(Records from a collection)
┌──
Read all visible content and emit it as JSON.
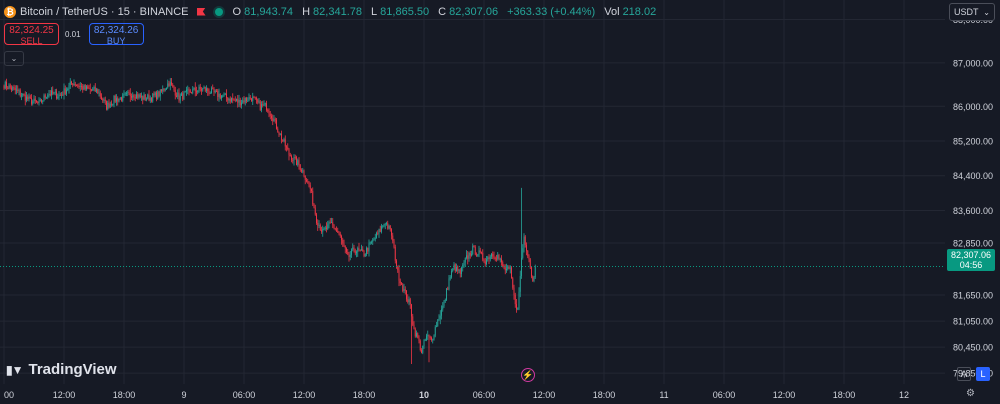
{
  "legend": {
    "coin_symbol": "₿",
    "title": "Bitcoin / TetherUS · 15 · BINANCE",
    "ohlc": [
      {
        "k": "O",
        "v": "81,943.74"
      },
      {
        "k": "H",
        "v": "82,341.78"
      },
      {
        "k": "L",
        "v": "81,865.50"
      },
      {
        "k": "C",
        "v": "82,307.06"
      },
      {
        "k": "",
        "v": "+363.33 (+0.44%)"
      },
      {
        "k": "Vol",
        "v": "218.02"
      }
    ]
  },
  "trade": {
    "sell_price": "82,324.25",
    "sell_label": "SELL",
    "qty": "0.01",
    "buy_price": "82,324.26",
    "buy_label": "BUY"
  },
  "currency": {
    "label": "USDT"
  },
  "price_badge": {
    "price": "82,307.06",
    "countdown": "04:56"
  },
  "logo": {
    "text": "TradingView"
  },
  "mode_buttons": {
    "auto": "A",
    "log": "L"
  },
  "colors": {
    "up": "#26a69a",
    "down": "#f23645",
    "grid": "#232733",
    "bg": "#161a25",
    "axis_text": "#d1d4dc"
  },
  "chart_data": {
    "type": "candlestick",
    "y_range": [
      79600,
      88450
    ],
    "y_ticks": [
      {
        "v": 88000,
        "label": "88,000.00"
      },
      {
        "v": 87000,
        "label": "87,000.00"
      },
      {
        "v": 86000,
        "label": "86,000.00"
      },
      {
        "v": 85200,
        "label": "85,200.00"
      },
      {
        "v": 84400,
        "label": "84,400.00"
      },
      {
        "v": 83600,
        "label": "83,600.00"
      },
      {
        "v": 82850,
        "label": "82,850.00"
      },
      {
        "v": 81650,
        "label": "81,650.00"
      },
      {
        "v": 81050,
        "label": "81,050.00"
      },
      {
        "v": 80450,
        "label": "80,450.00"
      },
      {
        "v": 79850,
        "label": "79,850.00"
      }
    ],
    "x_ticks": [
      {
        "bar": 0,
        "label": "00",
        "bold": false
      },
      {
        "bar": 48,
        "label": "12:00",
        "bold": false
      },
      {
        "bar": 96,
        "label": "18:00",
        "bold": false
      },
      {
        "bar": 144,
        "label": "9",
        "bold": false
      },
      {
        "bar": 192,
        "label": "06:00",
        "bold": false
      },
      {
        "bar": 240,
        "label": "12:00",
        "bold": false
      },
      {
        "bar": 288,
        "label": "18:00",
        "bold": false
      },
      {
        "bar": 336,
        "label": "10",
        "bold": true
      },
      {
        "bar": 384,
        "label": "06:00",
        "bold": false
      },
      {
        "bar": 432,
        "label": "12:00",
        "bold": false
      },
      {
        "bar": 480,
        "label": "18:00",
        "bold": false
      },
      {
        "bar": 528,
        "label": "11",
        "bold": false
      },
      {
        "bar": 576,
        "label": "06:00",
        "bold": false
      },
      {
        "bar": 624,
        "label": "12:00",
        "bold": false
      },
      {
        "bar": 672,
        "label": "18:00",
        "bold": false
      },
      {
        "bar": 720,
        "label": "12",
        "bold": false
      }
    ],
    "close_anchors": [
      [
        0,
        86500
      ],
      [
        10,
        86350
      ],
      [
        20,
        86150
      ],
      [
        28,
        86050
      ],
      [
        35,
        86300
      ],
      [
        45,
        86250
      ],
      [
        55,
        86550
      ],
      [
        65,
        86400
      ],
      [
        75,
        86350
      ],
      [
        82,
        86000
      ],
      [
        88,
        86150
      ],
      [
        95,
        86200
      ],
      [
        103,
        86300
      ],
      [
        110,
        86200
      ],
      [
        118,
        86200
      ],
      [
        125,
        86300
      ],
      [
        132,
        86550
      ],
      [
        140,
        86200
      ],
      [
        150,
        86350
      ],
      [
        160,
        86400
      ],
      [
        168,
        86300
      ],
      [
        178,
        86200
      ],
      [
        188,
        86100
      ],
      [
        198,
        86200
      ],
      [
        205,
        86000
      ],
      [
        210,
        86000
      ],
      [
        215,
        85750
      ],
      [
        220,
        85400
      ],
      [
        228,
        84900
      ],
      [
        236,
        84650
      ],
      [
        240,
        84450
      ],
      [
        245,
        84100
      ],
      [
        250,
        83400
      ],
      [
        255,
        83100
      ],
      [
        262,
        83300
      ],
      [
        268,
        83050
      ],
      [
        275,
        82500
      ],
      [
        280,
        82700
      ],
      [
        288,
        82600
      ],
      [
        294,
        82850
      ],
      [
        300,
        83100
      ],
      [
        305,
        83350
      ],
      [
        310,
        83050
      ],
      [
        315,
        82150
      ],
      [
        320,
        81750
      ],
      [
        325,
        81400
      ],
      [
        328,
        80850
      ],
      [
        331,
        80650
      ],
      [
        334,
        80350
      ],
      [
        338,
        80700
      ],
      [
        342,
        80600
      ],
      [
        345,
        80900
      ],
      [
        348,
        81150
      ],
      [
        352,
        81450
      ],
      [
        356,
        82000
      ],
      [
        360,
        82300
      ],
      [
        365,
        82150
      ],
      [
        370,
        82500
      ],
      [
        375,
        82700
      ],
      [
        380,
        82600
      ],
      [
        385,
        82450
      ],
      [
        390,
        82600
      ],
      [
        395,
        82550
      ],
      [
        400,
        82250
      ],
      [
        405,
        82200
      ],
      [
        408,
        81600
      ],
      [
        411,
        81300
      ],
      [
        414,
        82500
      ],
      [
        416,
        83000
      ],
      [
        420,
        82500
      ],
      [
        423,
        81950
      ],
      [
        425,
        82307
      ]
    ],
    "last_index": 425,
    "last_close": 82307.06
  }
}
└──
--- Exercise aim ---
Repeat all the records above exactly, leaving out any pictures.

--- Worked answer ---
Read all visible content and emit it as JSON.
{
  "legend": {
    "coin_symbol": "₿",
    "title": "Bitcoin / TetherUS · 15 · BINANCE",
    "ohlc": [
      {
        "k": "O",
        "v": "81,943.74"
      },
      {
        "k": "H",
        "v": "82,341.78"
      },
      {
        "k": "L",
        "v": "81,865.50"
      },
      {
        "k": "C",
        "v": "82,307.06"
      },
      {
        "k": "",
        "v": "+363.33 (+0.44%)"
      },
      {
        "k": "Vol",
        "v": "218.02"
      }
    ]
  },
  "trade": {
    "sell_price": "82,324.25",
    "sell_label": "SELL",
    "qty": "0.01",
    "buy_price": "82,324.26",
    "buy_label": "BUY"
  },
  "currency": {
    "label": "USDT"
  },
  "price_badge": {
    "price": "82,307.06",
    "countdown": "04:56"
  },
  "logo": {
    "text": "TradingView"
  },
  "mode_buttons": {
    "auto": "A",
    "log": "L"
  },
  "colors": {
    "up": "#26a69a",
    "down": "#f23645",
    "grid": "#232733",
    "bg": "#161a25",
    "axis_text": "#d1d4dc"
  },
  "chart_data": {
    "type": "candlestick",
    "y_range": [
      79600,
      88450
    ],
    "y_ticks": [
      {
        "v": 88000,
        "label": "88,000.00"
      },
      {
        "v": 87000,
        "label": "87,000.00"
      },
      {
        "v": 86000,
        "label": "86,000.00"
      },
      {
        "v": 85200,
        "label": "85,200.00"
      },
      {
        "v": 84400,
        "label": "84,400.00"
      },
      {
        "v": 83600,
        "label": "83,600.00"
      },
      {
        "v": 82850,
        "label": "82,850.00"
      },
      {
        "v": 81650,
        "label": "81,650.00"
      },
      {
        "v": 81050,
        "label": "81,050.00"
      },
      {
        "v": 80450,
        "label": "80,450.00"
      },
      {
        "v": 79850,
        "label": "79,850.00"
      }
    ],
    "x_ticks": [
      {
        "bar": 0,
        "label": "00",
        "bold": false
      },
      {
        "bar": 48,
        "label": "12:00",
        "bold": false
      },
      {
        "bar": 96,
        "label": "18:00",
        "bold": false
      },
      {
        "bar": 144,
        "label": "9",
        "bold": false
      },
      {
        "bar": 192,
        "label": "06:00",
        "bold": false
      },
      {
        "bar": 240,
        "label": "12:00",
        "bold": false
      },
      {
        "bar": 288,
        "label": "18:00",
        "bold": false
      },
      {
        "bar": 336,
        "label": "10",
        "bold": true
      },
      {
        "bar": 384,
        "label": "06:00",
        "bold": false
      },
      {
        "bar": 432,
        "label": "12:00",
        "bold": false
      },
      {
        "bar": 480,
        "label": "18:00",
        "bold": false
      },
      {
        "bar": 528,
        "label": "11",
        "bold": false
      },
      {
        "bar": 576,
        "label": "06:00",
        "bold": false
      },
      {
        "bar": 624,
        "label": "12:00",
        "bold": false
      },
      {
        "bar": 672,
        "label": "18:00",
        "bold": false
      },
      {
        "bar": 720,
        "label": "12",
        "bold": false
      }
    ],
    "close_anchors": [
      [
        0,
        86500
      ],
      [
        10,
        86350
      ],
      [
        20,
        86150
      ],
      [
        28,
        86050
      ],
      [
        35,
        86300
      ],
      [
        45,
        86250
      ],
      [
        55,
        86550
      ],
      [
        65,
        86400
      ],
      [
        75,
        86350
      ],
      [
        82,
        86000
      ],
      [
        88,
        86150
      ],
      [
        95,
        86200
      ],
      [
        103,
        86300
      ],
      [
        110,
        86200
      ],
      [
        118,
        86200
      ],
      [
        125,
        86300
      ],
      [
        132,
        86550
      ],
      [
        140,
        86200
      ],
      [
        150,
        86350
      ],
      [
        160,
        86400
      ],
      [
        168,
        86300
      ],
      [
        178,
        86200
      ],
      [
        188,
        86100
      ],
      [
        198,
        86200
      ],
      [
        205,
        86000
      ],
      [
        210,
        86000
      ],
      [
        215,
        85750
      ],
      [
        220,
        85400
      ],
      [
        228,
        84900
      ],
      [
        236,
        84650
      ],
      [
        240,
        84450
      ],
      [
        245,
        84100
      ],
      [
        250,
        83400
      ],
      [
        255,
        83100
      ],
      [
        262,
        83300
      ],
      [
        268,
        83050
      ],
      [
        275,
        82500
      ],
      [
        280,
        82700
      ],
      [
        288,
        82600
      ],
      [
        294,
        82850
      ],
      [
        300,
        83100
      ],
      [
        305,
        83350
      ],
      [
        310,
        83050
      ],
      [
        315,
        82150
      ],
      [
        320,
        81750
      ],
      [
        325,
        81400
      ],
      [
        328,
        80850
      ],
      [
        331,
        80650
      ],
      [
        334,
        80350
      ],
      [
        338,
        80700
      ],
      [
        342,
        80600
      ],
      [
        345,
        80900
      ],
      [
        348,
        81150
      ],
      [
        352,
        81450
      ],
      [
        356,
        82000
      ],
      [
        360,
        82300
      ],
      [
        365,
        82150
      ],
      [
        370,
        82500
      ],
      [
        375,
        82700
      ],
      [
        380,
        82600
      ],
      [
        385,
        82450
      ],
      [
        390,
        82600
      ],
      [
        395,
        82550
      ],
      [
        400,
        82250
      ],
      [
        405,
        82200
      ],
      [
        408,
        81600
      ],
      [
        411,
        81300
      ],
      [
        414,
        82500
      ],
      [
        416,
        83000
      ],
      [
        420,
        82500
      ],
      [
        423,
        81950
      ],
      [
        425,
        82307
      ]
    ],
    "last_index": 425,
    "last_close": 82307.06
  }
}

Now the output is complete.